Element and region listings:
·····

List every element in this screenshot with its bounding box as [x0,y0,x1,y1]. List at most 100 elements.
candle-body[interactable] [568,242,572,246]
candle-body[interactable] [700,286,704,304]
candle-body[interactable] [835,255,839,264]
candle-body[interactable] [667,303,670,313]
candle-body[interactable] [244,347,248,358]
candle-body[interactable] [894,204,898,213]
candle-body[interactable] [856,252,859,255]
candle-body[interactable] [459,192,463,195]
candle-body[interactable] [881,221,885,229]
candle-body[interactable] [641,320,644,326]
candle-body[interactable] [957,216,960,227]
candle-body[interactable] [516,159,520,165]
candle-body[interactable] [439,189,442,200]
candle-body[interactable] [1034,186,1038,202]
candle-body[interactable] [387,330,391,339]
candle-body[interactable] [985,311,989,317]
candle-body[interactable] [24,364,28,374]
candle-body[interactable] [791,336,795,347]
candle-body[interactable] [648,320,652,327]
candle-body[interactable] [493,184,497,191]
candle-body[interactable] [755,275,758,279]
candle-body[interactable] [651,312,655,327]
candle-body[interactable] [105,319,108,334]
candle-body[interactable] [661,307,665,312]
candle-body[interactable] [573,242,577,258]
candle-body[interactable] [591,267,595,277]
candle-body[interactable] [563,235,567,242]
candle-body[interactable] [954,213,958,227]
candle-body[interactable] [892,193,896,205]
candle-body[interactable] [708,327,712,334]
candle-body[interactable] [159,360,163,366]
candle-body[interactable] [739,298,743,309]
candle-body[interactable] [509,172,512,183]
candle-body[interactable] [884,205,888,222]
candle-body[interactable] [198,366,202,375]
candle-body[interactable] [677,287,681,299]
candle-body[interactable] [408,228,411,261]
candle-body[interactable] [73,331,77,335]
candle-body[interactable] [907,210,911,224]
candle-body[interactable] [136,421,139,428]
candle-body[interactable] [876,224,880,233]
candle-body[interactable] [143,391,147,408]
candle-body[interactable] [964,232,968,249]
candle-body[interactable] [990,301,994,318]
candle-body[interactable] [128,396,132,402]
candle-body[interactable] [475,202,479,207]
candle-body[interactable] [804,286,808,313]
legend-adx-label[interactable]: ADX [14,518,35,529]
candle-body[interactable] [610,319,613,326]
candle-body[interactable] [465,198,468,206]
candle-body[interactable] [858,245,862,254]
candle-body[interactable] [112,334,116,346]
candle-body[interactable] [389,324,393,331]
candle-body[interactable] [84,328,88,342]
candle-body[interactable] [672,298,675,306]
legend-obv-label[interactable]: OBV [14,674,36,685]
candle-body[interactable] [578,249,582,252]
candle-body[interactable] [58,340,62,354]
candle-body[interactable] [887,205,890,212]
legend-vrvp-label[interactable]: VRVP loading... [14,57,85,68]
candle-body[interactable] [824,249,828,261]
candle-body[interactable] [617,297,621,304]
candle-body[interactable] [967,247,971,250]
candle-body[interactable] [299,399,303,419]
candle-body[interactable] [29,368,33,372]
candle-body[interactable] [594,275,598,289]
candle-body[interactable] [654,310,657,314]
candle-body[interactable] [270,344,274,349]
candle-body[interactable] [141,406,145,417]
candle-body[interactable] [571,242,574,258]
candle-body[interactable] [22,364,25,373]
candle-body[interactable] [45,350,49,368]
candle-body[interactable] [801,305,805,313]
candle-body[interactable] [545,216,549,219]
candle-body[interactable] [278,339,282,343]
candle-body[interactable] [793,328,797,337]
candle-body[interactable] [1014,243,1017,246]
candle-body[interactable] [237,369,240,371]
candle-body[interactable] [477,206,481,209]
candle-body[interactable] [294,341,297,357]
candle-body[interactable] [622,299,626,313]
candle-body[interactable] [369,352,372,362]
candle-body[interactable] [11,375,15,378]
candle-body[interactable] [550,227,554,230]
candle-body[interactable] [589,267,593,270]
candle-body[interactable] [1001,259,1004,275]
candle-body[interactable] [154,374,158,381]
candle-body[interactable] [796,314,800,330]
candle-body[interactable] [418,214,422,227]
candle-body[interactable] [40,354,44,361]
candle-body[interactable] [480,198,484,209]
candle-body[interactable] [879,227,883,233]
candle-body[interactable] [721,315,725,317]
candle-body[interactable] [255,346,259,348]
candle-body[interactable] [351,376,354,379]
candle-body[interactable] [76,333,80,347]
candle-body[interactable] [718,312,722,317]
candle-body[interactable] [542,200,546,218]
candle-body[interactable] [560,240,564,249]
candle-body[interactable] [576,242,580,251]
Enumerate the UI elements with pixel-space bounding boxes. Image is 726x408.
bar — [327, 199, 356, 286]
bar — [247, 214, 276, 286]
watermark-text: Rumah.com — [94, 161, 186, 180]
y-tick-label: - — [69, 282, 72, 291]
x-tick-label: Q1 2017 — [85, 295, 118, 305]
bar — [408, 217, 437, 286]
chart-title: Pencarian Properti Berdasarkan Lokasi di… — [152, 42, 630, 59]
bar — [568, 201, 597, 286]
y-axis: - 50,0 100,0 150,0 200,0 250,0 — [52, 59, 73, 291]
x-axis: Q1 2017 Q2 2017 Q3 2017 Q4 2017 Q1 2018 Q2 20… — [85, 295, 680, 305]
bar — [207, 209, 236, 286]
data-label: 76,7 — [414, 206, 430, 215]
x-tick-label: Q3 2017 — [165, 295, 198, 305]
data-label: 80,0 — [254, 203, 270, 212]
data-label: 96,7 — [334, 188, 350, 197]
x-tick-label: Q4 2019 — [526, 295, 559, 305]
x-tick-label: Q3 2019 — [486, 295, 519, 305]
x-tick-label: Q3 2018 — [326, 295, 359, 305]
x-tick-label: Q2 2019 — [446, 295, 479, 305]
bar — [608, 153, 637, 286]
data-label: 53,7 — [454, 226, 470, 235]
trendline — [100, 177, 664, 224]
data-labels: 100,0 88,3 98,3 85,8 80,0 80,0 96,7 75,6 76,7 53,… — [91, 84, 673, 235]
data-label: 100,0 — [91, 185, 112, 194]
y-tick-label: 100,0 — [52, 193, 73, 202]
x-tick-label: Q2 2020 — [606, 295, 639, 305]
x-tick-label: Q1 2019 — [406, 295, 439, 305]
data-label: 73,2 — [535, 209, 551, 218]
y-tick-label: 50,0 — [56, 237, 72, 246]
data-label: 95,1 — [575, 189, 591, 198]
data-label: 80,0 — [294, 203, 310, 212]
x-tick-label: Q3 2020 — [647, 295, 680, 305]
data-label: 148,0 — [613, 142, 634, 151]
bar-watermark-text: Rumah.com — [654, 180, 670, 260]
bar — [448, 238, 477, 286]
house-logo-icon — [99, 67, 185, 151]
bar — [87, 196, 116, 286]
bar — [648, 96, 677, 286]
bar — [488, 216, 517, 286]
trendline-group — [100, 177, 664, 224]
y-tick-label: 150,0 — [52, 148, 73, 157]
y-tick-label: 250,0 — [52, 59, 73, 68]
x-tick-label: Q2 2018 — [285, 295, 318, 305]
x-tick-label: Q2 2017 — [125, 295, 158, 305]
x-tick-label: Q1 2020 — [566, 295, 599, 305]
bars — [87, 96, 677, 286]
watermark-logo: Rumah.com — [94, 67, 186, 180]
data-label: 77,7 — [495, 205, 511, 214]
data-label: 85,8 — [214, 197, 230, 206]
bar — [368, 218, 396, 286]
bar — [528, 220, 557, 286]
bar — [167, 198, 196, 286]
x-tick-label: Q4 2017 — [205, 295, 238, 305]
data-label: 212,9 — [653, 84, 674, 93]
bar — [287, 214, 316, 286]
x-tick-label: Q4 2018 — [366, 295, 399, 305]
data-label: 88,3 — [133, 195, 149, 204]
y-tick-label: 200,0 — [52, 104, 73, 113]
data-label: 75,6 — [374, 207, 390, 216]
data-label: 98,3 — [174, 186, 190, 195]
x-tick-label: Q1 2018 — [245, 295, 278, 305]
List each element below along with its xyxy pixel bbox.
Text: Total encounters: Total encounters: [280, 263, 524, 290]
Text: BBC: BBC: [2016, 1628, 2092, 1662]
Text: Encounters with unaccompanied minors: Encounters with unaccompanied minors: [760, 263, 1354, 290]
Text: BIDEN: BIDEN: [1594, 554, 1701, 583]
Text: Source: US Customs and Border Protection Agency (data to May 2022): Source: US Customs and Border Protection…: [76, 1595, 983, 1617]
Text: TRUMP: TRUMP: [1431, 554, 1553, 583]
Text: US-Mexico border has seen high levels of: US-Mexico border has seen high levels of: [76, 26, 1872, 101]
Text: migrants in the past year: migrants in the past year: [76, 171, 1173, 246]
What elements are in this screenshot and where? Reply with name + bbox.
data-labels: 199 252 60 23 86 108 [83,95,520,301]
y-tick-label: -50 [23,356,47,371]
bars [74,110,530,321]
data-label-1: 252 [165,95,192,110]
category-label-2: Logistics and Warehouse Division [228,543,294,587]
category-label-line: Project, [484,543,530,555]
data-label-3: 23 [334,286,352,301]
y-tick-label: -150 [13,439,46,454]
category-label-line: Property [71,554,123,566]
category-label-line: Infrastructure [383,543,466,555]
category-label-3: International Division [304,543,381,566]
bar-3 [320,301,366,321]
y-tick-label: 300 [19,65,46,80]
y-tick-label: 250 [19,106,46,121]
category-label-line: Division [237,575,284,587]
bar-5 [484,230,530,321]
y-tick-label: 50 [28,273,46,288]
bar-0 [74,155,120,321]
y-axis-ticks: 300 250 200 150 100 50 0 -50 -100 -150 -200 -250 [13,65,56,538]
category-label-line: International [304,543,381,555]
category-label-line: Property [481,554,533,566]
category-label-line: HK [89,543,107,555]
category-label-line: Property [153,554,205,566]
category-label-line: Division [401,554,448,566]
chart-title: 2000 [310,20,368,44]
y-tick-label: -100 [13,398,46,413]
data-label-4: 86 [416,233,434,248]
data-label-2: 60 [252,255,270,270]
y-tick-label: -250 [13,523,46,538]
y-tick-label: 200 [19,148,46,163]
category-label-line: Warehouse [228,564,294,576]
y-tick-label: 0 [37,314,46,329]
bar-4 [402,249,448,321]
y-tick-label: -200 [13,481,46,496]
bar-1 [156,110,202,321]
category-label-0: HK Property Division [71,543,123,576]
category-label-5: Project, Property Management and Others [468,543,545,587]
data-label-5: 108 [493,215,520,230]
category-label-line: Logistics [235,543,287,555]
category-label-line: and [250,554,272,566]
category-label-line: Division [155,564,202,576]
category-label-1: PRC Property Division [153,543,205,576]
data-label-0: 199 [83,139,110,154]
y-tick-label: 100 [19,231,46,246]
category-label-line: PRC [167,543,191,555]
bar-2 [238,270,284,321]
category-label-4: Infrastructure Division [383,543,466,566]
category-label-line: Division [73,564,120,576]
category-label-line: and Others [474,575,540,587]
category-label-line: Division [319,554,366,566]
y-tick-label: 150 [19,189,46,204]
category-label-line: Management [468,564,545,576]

·····

▶ _Your instructions_
Copy out, word for word, the entries from their first line through the line containing "candle-body[interactable] [835,255,839,264]", including both of those lines.

▶ _Response to the exercise_
List every element in this screenshot with its bounding box as [x0,y0,x1,y1]. List at most 100 elements.
candle-body[interactable] [568,242,572,246]
candle-body[interactable] [700,286,704,304]
candle-body[interactable] [835,255,839,264]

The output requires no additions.